Goal — Reproduce the entries below in full, word for word.

Dataset —
⟨

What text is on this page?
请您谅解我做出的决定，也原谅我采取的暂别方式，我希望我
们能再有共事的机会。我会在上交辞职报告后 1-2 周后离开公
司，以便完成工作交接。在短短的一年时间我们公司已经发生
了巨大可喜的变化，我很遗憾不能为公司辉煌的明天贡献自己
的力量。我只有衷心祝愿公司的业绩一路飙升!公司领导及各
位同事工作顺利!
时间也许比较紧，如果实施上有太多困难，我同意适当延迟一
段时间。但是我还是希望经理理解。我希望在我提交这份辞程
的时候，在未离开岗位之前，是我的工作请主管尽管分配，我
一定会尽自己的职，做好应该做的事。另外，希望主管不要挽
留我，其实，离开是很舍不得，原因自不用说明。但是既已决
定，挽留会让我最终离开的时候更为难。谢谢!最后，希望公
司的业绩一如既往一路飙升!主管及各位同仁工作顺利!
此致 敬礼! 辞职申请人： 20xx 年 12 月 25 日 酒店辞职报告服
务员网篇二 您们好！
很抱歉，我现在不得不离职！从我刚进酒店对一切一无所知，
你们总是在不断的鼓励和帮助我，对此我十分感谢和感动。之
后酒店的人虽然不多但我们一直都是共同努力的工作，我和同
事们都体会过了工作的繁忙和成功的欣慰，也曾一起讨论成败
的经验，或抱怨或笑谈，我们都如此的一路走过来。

⟩

Exercise response —
What text is on this page?
请您谅解我做出的决定，也原谅我采取的暂别方式，我希望我
们能再有共事的机会。我会在上交辞职报告后 1-2 周后离开公
司，以便完成工作交接。在短短的一年时间我们公司已经发生
了巨大可喜的变化，我很遗憾不能为公司辉煌的明天贡献自己
的力量。我只有衷心祝愿公司的业绩一路飙升!公司领导及各
位同事工作顺利!
时间也许比较紧，如果实施上有太多困难，我同意适当延迟一
段时间。但是我还是希望经理理解。我希望在我提交这份辞程
的时候，在未离开岗位之前，是我的工作请主管尽管分配，我
一定会尽自己的职，做好应该做的事。另外，希望主管不要挽
留我，其实，离开是很舍不得，原因自不用说明。但是既已决
定，挽留会让我最终离开的时候更为难。谢谢!最后，希望公
司的业绩一如既往一路飙升!主管及各位同仁工作顺利!
此致 敬礼! 辞职申请人： 20xx 年 12 月 25 日 酒店辞职报告服
务员网篇二 您们好！
很抱歉，我现在不得不离职！从我刚进酒店对一切一无所知，
你们总是在不断的鼓励和帮助我，对此我十分感谢和感动。之
后酒店的人虽然不多但我们一直都是共同努力的工作，我和同
事们都体会过了工作的繁忙和成功的欣慰，也曾一起讨论成败
的经验，或抱怨或笑谈，我们都如此的一路走过来。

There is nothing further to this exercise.